— SHORT TASK —
Set down the records once more, please, exactly and with the pictures left out.

[start DATA SHOWN]

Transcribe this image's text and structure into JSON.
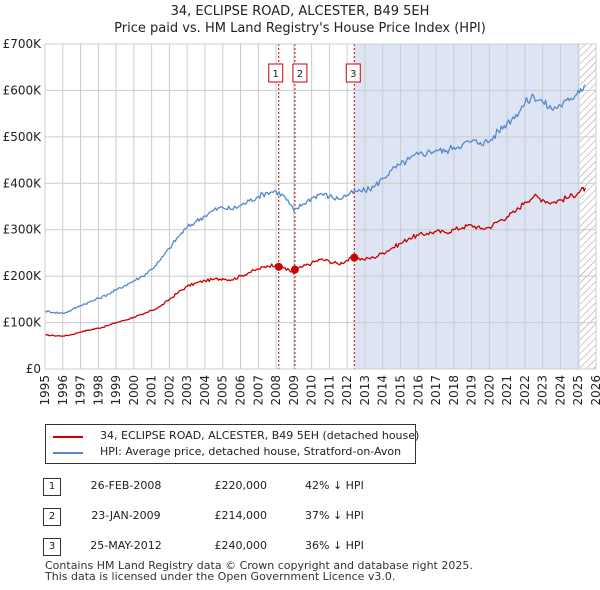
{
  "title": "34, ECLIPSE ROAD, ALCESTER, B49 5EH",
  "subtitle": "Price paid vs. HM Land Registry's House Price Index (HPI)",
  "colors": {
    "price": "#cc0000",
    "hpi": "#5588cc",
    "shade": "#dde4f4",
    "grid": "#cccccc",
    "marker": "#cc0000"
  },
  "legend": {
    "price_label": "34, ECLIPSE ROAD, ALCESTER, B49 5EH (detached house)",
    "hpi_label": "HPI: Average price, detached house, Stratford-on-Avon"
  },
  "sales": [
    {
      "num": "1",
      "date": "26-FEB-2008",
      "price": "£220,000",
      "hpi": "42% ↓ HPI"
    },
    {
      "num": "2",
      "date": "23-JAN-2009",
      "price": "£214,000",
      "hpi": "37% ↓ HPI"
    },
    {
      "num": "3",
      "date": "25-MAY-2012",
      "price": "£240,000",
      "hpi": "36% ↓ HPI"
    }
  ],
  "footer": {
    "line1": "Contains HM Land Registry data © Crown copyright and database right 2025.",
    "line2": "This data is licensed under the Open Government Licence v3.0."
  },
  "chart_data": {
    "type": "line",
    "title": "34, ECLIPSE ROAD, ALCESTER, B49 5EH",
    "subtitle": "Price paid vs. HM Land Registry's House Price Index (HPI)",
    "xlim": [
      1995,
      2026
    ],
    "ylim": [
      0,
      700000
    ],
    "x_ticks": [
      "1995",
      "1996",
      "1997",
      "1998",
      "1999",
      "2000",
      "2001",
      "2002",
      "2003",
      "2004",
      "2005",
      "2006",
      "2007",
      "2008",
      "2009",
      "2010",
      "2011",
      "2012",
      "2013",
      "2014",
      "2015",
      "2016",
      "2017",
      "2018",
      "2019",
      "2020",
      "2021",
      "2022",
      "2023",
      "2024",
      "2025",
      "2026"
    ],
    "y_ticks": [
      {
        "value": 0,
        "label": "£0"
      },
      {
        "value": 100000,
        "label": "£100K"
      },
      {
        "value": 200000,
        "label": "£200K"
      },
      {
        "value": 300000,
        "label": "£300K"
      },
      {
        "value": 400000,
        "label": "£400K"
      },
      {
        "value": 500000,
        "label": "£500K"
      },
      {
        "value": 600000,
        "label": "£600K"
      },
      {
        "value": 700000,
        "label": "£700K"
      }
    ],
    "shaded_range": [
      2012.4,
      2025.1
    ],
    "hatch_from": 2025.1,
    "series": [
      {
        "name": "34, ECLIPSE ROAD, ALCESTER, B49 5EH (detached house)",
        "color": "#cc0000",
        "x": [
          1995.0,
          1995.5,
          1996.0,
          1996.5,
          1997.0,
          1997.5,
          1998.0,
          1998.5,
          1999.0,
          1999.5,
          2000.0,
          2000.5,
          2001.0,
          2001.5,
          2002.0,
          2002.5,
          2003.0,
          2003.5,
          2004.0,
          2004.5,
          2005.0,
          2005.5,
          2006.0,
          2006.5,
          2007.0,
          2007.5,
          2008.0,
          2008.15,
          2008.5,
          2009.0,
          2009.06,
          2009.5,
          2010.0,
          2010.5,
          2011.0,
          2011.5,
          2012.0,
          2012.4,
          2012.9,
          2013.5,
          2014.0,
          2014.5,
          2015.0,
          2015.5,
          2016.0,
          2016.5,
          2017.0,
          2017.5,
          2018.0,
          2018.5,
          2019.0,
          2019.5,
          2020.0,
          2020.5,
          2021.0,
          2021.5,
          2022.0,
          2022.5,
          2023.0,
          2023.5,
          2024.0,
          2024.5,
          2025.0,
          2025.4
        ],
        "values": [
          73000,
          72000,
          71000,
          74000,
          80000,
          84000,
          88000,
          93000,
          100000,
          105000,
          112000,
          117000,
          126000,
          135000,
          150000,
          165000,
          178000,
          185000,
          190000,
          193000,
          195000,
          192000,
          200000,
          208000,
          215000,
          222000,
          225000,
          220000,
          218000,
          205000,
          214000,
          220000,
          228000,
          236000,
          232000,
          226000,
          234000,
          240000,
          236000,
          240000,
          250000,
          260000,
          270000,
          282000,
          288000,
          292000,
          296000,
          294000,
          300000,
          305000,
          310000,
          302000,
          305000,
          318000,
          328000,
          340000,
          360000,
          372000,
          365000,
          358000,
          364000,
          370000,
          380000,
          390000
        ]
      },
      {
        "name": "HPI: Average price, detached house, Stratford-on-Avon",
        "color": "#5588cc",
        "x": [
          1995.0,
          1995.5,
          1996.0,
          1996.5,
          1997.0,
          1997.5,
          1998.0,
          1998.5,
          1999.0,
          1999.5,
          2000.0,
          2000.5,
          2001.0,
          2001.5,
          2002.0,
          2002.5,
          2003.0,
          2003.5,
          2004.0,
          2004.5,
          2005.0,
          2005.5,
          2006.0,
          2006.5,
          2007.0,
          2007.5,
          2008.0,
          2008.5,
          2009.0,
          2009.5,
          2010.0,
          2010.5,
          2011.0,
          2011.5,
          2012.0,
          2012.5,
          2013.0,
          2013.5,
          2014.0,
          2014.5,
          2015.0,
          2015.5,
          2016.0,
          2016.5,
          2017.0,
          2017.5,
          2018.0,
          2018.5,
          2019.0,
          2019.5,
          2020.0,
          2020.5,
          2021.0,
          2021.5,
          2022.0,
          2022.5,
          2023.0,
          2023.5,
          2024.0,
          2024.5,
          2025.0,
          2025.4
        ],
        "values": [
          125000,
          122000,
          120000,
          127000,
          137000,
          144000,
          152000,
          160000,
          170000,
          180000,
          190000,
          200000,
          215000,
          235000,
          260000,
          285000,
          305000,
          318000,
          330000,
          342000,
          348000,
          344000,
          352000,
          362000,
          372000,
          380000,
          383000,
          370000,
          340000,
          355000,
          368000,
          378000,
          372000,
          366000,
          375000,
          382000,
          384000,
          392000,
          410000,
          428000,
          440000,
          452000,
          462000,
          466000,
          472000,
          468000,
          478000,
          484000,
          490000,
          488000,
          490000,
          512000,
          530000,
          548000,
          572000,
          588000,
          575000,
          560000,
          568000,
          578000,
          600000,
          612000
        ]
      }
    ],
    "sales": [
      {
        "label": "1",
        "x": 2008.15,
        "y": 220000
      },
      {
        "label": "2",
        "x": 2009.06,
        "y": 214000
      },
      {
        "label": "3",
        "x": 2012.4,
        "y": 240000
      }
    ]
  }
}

[end DATA SHOWN]

— FINISHED TASK —
Transcribe this image's text and structure into JSON.
{
  "title": "34, ECLIPSE ROAD, ALCESTER, B49 5EH",
  "subtitle": "Price paid vs. HM Land Registry's House Price Index (HPI)",
  "colors": {
    "price": "#cc0000",
    "hpi": "#5588cc",
    "shade": "#dde4f4",
    "grid": "#cccccc",
    "marker": "#cc0000"
  },
  "legend": {
    "price_label": "34, ECLIPSE ROAD, ALCESTER, B49 5EH (detached house)",
    "hpi_label": "HPI: Average price, detached house, Stratford-on-Avon"
  },
  "sales": [
    {
      "num": "1",
      "date": "26-FEB-2008",
      "price": "£220,000",
      "hpi": "42% ↓ HPI"
    },
    {
      "num": "2",
      "date": "23-JAN-2009",
      "price": "£214,000",
      "hpi": "37% ↓ HPI"
    },
    {
      "num": "3",
      "date": "25-MAY-2012",
      "price": "£240,000",
      "hpi": "36% ↓ HPI"
    }
  ],
  "footer": {
    "line1": "Contains HM Land Registry data © Crown copyright and database right 2025.",
    "line2": "This data is licensed under the Open Government Licence v3.0."
  },
  "chart_data": {
    "type": "line",
    "title": "34, ECLIPSE ROAD, ALCESTER, B49 5EH",
    "subtitle": "Price paid vs. HM Land Registry's House Price Index (HPI)",
    "xlim": [
      1995,
      2026
    ],
    "ylim": [
      0,
      700000
    ],
    "x_ticks": [
      "1995",
      "1996",
      "1997",
      "1998",
      "1999",
      "2000",
      "2001",
      "2002",
      "2003",
      "2004",
      "2005",
      "2006",
      "2007",
      "2008",
      "2009",
      "2010",
      "2011",
      "2012",
      "2013",
      "2014",
      "2015",
      "2016",
      "2017",
      "2018",
      "2019",
      "2020",
      "2021",
      "2022",
      "2023",
      "2024",
      "2025",
      "2026"
    ],
    "y_ticks": [
      {
        "value": 0,
        "label": "£0"
      },
      {
        "value": 100000,
        "label": "£100K"
      },
      {
        "value": 200000,
        "label": "£200K"
      },
      {
        "value": 300000,
        "label": "£300K"
      },
      {
        "value": 400000,
        "label": "£400K"
      },
      {
        "value": 500000,
        "label": "£500K"
      },
      {
        "value": 600000,
        "label": "£600K"
      },
      {
        "value": 700000,
        "label": "£700K"
      }
    ],
    "shaded_range": [
      2012.4,
      2025.1
    ],
    "hatch_from": 2025.1,
    "series": [
      {
        "name": "34, ECLIPSE ROAD, ALCESTER, B49 5EH (detached house)",
        "color": "#cc0000",
        "x": [
          1995.0,
          1995.5,
          1996.0,
          1996.5,
          1997.0,
          1997.5,
          1998.0,
          1998.5,
          1999.0,
          1999.5,
          2000.0,
          2000.5,
          2001.0,
          2001.5,
          2002.0,
          2002.5,
          2003.0,
          2003.5,
          2004.0,
          2004.5,
          2005.0,
          2005.5,
          2006.0,
          2006.5,
          2007.0,
          2007.5,
          2008.0,
          2008.15,
          2008.5,
          2009.0,
          2009.06,
          2009.5,
          2010.0,
          2010.5,
          2011.0,
          2011.5,
          2012.0,
          2012.4,
          2012.9,
          2013.5,
          2014.0,
          2014.5,
          2015.0,
          2015.5,
          2016.0,
          2016.5,
          2017.0,
          2017.5,
          2018.0,
          2018.5,
          2019.0,
          2019.5,
          2020.0,
          2020.5,
          2021.0,
          2021.5,
          2022.0,
          2022.5,
          2023.0,
          2023.5,
          2024.0,
          2024.5,
          2025.0,
          2025.4
        ],
        "values": [
          73000,
          72000,
          71000,
          74000,
          80000,
          84000,
          88000,
          93000,
          100000,
          105000,
          112000,
          117000,
          126000,
          135000,
          150000,
          165000,
          178000,
          185000,
          190000,
          193000,
          195000,
          192000,
          200000,
          208000,
          215000,
          222000,
          225000,
          220000,
          218000,
          205000,
          214000,
          220000,
          228000,
          236000,
          232000,
          226000,
          234000,
          240000,
          236000,
          240000,
          250000,
          260000,
          270000,
          282000,
          288000,
          292000,
          296000,
          294000,
          300000,
          305000,
          310000,
          302000,
          305000,
          318000,
          328000,
          340000,
          360000,
          372000,
          365000,
          358000,
          364000,
          370000,
          380000,
          390000
        ]
      },
      {
        "name": "HPI: Average price, detached house, Stratford-on-Avon",
        "color": "#5588cc",
        "x": [
          1995.0,
          1995.5,
          1996.0,
          1996.5,
          1997.0,
          1997.5,
          1998.0,
          1998.5,
          1999.0,
          1999.5,
          2000.0,
          2000.5,
          2001.0,
          2001.5,
          2002.0,
          2002.5,
          2003.0,
          2003.5,
          2004.0,
          2004.5,
          2005.0,
          2005.5,
          2006.0,
          2006.5,
          2007.0,
          2007.5,
          2008.0,
          2008.5,
          2009.0,
          2009.5,
          2010.0,
          2010.5,
          2011.0,
          2011.5,
          2012.0,
          2012.5,
          2013.0,
          2013.5,
          2014.0,
          2014.5,
          2015.0,
          2015.5,
          2016.0,
          2016.5,
          2017.0,
          2017.5,
          2018.0,
          2018.5,
          2019.0,
          2019.5,
          2020.0,
          2020.5,
          2021.0,
          2021.5,
          2022.0,
          2022.5,
          2023.0,
          2023.5,
          2024.0,
          2024.5,
          2025.0,
          2025.4
        ],
        "values": [
          125000,
          122000,
          120000,
          127000,
          137000,
          144000,
          152000,
          160000,
          170000,
          180000,
          190000,
          200000,
          215000,
          235000,
          260000,
          285000,
          305000,
          318000,
          330000,
          342000,
          348000,
          344000,
          352000,
          362000,
          372000,
          380000,
          383000,
          370000,
          340000,
          355000,
          368000,
          378000,
          372000,
          366000,
          375000,
          382000,
          384000,
          392000,
          410000,
          428000,
          440000,
          452000,
          462000,
          466000,
          472000,
          468000,
          478000,
          484000,
          490000,
          488000,
          490000,
          512000,
          530000,
          548000,
          572000,
          588000,
          575000,
          560000,
          568000,
          578000,
          600000,
          612000
        ]
      }
    ],
    "sales": [
      {
        "label": "1",
        "x": 2008.15,
        "y": 220000
      },
      {
        "label": "2",
        "x": 2009.06,
        "y": 214000
      },
      {
        "label": "3",
        "x": 2012.4,
        "y": 240000
      }
    ]
  }
}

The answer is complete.